#### Exercise tasks
A. Could you update the passage on Beckett's aesthetics, starting at "In his first" and stopping after "than a ‘representation’.", so that "aesthetic theory" becomes "artistic theory"?
B. Can you carry on the passage on Beckett's aesthetics from its last sentence?

From Relation to Non-Relation: an aesthetics of the image

In his first novel, Dream of Fair to Middling Women (1932), which remained unpublished during his lifetime, Samuel Beckett describes an aesthetic theory which emphasises the connections or relations between things rather than the nature of those things themselves. In a later letter to Georges Duthuit (written in 1949 and soon to be published for the first time) Beckett outlines a somewhat different aesthetic understanding, one which emphasises  non-relation or the refusal to fully draw connections or relationships. The aesthetic of non-relation (outlined most famously in ‘Three Dialogues with Georges Duthuit’, 1949) has long puzzled both Beckett critics and those artists and theorists who have been touched by Beckett’s methods or works, yet in Beckett’s later works one can see it practised, in particular, in Beckett’s use of the image as a ‘presentation’ rather than a ‘representation’.

#### Records supplied
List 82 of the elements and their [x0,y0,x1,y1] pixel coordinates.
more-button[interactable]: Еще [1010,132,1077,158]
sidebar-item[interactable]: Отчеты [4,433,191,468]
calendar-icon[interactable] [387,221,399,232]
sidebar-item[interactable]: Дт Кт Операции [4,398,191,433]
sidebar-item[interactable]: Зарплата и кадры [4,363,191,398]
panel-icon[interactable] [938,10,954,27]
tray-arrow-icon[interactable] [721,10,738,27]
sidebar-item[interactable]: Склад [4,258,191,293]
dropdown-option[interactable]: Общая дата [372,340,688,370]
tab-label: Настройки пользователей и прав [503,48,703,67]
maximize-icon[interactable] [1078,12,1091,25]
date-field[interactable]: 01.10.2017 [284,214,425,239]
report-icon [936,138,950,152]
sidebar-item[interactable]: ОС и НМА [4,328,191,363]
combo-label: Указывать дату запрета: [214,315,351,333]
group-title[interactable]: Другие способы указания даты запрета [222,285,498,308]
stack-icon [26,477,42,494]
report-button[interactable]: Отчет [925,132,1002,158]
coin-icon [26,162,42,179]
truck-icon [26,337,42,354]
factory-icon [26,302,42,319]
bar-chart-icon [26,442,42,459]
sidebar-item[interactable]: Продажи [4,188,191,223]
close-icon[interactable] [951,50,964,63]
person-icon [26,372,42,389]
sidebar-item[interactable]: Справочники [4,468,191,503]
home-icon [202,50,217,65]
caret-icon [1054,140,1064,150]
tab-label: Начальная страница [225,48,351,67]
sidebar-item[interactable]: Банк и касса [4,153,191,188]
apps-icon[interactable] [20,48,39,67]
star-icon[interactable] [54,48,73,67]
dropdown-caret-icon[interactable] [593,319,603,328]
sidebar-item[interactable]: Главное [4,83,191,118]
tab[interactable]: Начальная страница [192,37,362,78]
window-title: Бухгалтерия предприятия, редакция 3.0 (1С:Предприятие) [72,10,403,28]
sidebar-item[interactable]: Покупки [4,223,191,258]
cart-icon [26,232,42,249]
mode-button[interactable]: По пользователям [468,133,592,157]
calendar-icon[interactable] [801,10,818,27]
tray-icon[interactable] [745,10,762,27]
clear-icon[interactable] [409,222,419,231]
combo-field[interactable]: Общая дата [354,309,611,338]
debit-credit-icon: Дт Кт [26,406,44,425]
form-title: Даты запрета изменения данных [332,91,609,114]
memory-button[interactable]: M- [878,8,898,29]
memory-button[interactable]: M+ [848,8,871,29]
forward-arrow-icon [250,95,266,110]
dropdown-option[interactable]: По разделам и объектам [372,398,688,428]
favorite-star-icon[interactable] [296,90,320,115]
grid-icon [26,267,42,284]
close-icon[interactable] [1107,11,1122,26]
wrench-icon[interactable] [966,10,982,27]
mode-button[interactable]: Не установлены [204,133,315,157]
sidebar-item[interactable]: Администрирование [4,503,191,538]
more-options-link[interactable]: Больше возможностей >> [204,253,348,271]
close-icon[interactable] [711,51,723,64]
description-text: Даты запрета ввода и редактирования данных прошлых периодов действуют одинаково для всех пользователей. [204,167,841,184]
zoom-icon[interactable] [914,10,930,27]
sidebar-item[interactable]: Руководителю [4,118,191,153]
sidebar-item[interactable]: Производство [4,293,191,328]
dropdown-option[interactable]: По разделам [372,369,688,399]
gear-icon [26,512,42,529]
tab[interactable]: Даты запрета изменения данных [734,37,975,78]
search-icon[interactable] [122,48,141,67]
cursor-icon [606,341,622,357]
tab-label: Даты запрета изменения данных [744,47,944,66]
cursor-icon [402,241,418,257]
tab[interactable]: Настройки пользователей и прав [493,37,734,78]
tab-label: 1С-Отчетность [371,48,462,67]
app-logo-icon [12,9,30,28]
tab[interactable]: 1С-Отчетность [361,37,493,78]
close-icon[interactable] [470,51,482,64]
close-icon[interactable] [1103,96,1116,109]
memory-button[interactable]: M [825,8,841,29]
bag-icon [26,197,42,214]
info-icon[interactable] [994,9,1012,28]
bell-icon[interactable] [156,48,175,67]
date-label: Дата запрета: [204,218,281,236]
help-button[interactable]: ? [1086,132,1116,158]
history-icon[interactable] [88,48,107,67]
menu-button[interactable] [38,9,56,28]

#### Results by task
A.
In his first novel, Dream of Fair to Middling Women (1932), which remained unpublished during his lifetime, Samuel Beckett describes an artistic theory which emphasises the connections or relations between things rather than the nature of those things themselves. In a later letter to Georges Duthuit (written in 1949 and soon to be published for the first time) Beckett outlines a somewhat different aesthetic understanding, one which emphasises  non-relation or the refusal to fully draw connections or relationships. The aesthetic of non-relation (outlined most famously in ‘Three Dialogues with Georges Duthuit’, 1949) has long puzzled both Beckett critics and those artists and theorists who have been touched by Beckett’s methods or works, yet in Beckett’s later works one can see it practised, in particular, in Beckett’s use of the image as a ‘presentation’ rather than a ‘representation’.

B.
In Gilles Deleuze, Michael Hardt describes how Deleuze develops themes which have a long history in the Western philosophical tradition, but which have only momentarily dominated that tradition. These ideas have, for the most part, been marginalised. One might apply Hardt’s idea to an understanding of the image that has emerged at various times within the western philosophical tradition, and that has been both suggested by and answered by certain kinds of artistic practice within the western aesthetic tradition. At times this idea has emerged with clarity and force, and at times the insights it claims to reveal have been surrounded, taunted, ridiculed. This idea considers that the apprehension of the image (which, as a presentation,  emerges from the real and is impressed upon our senses like a ‘signet ring in wax’) is fundamental both to our understanding of what the world is and how we know that world.

In this paper I argue that Beckett’s aesthetic theories (which concern the visual arts as much as literature as Beckett’s discussions with Duthuit specifically focus on the visual arts) can be applied beyond his own works as a general theory of aesthetic practice; one which considers the importance  of the nature of the image within an aesthetic of non-relation.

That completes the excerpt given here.